• _Written problem_
Comb the records below for the string "screenshot" and copy each line where it turns up.

• _Dataset records_
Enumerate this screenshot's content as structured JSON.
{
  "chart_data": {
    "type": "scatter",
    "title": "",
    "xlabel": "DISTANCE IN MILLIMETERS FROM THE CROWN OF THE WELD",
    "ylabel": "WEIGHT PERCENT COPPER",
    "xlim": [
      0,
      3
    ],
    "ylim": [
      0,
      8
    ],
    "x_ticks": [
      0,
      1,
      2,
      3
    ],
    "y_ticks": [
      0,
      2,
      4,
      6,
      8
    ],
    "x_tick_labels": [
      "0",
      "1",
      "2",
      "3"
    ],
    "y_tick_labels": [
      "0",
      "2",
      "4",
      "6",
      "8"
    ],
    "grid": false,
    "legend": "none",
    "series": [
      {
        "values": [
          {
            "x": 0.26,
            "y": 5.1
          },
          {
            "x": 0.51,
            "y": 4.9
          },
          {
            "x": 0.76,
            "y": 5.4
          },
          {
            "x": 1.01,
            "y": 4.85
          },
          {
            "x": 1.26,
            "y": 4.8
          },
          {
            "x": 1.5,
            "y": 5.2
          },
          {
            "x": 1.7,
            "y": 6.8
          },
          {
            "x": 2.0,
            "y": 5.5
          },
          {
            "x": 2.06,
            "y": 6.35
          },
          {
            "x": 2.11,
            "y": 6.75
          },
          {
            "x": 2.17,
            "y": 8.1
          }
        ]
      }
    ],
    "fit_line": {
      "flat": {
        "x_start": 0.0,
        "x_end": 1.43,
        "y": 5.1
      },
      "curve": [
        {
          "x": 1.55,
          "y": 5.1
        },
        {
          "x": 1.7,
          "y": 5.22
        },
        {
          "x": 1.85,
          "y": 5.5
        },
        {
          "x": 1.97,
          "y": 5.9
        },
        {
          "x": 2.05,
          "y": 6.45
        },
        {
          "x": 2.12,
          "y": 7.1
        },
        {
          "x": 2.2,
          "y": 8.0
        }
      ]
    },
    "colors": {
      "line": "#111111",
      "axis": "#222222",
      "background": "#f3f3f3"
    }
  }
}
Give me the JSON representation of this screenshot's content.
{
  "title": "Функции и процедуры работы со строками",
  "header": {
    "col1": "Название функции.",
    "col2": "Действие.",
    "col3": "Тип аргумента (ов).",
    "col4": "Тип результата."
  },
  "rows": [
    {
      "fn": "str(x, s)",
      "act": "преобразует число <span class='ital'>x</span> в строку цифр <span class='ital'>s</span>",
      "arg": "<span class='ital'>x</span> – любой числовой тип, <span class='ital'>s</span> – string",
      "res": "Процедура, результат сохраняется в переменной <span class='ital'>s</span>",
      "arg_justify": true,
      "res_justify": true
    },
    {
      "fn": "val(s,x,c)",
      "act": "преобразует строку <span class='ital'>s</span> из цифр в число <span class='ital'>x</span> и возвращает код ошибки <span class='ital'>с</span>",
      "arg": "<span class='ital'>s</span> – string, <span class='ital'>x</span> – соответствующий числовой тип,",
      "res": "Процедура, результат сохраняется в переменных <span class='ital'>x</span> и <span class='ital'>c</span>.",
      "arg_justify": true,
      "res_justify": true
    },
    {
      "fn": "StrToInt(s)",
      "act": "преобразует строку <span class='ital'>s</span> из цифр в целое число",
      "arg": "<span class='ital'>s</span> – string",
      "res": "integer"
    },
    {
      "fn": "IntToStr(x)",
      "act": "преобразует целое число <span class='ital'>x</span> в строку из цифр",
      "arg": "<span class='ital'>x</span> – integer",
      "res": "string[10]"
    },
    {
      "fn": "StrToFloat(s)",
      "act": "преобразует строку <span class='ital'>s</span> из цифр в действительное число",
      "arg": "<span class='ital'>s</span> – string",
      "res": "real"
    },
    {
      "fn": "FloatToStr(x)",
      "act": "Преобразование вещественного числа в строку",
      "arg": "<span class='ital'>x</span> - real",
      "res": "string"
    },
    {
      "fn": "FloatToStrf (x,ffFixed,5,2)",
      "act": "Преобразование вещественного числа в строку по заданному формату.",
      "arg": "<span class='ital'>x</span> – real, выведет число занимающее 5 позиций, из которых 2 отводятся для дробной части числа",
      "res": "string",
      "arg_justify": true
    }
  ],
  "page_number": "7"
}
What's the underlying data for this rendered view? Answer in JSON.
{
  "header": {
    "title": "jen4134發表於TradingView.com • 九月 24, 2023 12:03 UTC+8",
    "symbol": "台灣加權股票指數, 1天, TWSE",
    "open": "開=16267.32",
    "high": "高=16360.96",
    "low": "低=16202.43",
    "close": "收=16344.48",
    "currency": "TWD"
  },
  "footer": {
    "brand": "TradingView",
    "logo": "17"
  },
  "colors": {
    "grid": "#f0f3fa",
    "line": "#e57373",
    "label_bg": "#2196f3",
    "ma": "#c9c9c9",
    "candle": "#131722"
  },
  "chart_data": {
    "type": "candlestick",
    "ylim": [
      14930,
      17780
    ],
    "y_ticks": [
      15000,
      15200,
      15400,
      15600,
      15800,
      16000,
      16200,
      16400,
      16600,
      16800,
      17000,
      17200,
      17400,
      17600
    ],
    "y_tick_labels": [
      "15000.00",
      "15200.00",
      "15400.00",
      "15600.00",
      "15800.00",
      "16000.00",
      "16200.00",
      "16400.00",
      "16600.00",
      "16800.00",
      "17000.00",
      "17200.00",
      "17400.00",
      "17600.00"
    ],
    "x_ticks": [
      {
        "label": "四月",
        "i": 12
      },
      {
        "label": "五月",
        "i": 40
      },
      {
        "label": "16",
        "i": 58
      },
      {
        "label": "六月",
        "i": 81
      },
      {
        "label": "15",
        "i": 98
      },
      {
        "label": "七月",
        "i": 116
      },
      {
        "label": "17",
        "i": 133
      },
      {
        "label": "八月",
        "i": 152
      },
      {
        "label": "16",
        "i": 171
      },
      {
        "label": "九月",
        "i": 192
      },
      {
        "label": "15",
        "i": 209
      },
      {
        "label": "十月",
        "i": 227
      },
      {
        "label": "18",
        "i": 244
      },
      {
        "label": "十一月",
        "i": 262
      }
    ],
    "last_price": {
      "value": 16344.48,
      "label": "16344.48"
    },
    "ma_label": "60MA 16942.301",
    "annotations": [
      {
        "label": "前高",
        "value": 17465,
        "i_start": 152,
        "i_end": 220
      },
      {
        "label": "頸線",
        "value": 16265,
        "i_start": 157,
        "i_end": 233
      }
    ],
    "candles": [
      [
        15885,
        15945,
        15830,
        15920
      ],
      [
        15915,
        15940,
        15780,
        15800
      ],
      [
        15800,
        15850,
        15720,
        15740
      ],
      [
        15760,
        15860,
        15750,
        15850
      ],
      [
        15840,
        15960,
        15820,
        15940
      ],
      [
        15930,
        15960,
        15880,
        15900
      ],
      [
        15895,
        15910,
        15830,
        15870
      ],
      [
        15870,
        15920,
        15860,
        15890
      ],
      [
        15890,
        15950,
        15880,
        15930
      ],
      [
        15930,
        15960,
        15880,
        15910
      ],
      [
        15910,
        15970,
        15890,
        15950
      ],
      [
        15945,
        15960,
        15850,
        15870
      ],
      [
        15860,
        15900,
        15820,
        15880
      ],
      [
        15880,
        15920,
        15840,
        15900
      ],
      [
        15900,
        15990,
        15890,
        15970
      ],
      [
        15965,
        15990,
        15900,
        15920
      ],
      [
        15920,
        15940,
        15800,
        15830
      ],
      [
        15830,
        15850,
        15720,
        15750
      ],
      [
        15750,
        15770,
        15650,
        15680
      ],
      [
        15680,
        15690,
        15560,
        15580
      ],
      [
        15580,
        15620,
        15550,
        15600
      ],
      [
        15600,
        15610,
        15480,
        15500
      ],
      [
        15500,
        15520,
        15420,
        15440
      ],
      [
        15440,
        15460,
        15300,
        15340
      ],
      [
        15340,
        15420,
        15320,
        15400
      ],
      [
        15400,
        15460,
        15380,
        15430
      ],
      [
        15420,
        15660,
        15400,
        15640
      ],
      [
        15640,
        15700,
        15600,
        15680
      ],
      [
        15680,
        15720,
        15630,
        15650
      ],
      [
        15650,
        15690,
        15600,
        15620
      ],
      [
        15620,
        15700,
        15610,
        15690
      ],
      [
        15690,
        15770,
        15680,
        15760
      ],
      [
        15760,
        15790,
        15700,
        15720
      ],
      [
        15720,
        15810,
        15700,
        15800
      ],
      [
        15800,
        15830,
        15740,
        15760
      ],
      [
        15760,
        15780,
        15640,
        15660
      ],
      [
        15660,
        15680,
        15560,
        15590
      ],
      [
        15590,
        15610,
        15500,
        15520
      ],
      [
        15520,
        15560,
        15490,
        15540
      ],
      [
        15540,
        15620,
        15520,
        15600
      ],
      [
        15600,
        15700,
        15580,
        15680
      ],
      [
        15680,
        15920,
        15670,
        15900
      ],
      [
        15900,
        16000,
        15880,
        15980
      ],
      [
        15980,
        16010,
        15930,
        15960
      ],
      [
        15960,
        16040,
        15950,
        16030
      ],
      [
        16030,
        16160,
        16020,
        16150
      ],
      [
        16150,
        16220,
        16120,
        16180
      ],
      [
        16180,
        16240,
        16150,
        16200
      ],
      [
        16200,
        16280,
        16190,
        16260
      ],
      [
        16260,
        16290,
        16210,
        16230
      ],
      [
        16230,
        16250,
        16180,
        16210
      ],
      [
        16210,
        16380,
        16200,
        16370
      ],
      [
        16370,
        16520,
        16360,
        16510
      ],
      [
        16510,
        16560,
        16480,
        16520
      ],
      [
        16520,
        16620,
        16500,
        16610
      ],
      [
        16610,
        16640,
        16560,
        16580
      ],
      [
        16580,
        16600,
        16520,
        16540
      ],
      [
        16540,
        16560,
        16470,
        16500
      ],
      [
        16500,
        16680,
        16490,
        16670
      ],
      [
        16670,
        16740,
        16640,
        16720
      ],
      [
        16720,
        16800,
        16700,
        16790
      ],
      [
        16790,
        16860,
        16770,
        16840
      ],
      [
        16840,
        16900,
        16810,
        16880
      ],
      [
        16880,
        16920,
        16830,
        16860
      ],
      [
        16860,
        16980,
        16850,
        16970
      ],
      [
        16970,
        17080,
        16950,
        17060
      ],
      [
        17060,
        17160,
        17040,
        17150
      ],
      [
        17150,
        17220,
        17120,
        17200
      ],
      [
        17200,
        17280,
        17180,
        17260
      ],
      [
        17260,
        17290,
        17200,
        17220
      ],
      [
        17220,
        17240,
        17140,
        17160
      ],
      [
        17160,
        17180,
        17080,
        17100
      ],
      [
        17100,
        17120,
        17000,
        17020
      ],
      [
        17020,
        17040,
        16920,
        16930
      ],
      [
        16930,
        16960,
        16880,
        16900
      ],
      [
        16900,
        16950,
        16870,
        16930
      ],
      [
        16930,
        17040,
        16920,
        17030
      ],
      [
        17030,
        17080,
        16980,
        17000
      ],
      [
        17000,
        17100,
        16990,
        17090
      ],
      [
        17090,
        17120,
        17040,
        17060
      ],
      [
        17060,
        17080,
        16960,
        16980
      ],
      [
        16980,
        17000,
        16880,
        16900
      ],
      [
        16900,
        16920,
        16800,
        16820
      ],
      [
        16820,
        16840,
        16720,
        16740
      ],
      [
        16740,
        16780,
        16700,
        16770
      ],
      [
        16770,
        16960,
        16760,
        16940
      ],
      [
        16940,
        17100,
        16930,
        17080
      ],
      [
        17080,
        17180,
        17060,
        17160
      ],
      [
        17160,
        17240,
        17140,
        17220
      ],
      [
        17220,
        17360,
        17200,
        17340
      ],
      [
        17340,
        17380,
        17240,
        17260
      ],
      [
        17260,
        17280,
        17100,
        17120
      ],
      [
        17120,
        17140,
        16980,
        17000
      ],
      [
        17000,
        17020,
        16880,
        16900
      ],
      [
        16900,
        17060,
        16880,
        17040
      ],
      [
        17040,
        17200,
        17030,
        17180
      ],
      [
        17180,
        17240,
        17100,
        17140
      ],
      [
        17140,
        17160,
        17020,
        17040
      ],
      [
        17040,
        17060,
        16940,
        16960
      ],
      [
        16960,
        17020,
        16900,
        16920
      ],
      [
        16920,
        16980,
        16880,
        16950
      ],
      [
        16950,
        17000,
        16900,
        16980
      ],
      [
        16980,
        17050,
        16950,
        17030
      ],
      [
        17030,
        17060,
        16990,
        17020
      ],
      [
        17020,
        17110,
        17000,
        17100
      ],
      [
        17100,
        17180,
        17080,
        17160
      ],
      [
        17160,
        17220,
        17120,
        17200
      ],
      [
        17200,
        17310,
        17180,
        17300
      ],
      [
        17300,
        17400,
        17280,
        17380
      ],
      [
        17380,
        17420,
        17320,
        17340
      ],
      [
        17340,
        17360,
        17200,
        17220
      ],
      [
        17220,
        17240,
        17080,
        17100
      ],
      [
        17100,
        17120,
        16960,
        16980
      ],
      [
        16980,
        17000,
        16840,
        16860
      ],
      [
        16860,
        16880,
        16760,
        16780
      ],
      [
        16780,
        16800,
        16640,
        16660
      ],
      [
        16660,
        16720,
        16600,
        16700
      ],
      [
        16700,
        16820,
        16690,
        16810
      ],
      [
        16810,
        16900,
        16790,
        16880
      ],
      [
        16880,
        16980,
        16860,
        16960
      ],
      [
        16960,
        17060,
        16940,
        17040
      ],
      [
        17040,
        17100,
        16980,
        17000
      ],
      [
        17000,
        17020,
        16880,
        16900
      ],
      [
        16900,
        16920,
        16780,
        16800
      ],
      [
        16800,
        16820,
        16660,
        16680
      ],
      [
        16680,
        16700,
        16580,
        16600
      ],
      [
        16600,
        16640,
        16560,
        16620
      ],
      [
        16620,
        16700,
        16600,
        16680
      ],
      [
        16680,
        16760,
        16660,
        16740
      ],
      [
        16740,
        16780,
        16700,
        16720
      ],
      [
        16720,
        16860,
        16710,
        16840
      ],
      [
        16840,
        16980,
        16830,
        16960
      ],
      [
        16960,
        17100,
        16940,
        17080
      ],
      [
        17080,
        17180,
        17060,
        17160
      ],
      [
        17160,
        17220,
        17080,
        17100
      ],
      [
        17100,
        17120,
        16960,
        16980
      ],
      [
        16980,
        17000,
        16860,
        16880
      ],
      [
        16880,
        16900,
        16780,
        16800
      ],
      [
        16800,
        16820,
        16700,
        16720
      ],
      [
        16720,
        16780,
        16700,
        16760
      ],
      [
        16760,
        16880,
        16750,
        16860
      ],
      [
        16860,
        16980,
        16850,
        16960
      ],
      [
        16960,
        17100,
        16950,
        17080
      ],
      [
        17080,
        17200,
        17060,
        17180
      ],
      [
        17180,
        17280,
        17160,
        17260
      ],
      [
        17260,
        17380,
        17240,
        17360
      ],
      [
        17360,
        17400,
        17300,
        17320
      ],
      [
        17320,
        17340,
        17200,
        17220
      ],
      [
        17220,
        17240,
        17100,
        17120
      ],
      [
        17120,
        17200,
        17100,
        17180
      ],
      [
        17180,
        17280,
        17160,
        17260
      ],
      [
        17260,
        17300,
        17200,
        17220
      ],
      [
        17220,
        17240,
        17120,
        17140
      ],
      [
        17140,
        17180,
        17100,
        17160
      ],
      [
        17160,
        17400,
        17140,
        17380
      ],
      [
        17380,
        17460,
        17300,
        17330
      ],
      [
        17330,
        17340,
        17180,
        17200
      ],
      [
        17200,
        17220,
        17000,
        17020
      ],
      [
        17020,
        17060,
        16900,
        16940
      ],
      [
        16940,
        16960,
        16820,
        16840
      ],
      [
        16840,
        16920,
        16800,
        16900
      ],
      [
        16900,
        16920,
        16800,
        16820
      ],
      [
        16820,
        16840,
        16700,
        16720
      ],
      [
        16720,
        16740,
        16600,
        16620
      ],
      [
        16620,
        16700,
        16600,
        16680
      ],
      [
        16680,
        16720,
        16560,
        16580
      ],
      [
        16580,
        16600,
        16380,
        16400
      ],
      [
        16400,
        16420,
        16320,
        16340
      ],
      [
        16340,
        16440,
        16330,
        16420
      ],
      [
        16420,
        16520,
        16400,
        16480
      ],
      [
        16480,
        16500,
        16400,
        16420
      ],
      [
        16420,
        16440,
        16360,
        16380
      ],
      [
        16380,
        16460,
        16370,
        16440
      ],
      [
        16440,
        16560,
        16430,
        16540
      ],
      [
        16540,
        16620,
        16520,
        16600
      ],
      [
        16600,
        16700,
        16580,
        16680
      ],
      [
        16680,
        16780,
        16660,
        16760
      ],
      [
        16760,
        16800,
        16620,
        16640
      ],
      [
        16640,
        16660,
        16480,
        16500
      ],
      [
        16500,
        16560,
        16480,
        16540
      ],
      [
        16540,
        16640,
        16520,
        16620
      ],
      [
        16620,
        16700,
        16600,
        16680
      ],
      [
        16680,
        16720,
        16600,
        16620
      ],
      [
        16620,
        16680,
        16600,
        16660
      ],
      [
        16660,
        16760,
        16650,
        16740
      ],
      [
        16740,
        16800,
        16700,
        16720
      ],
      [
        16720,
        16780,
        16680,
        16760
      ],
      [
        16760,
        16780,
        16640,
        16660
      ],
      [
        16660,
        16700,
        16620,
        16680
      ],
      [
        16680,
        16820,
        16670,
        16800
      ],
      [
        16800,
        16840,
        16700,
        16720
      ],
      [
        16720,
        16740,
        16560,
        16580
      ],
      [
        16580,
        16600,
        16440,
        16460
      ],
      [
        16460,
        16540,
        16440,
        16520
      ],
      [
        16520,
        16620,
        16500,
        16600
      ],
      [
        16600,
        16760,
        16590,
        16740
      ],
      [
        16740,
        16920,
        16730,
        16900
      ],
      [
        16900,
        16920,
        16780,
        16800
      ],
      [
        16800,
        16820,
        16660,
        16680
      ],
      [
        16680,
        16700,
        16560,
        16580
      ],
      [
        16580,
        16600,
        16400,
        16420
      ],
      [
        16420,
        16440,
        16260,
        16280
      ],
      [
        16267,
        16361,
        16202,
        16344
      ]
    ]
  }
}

• _Task answer_
Enumerate this screenshot's content as structured JSON.
Give me the JSON representation of this screenshot's content.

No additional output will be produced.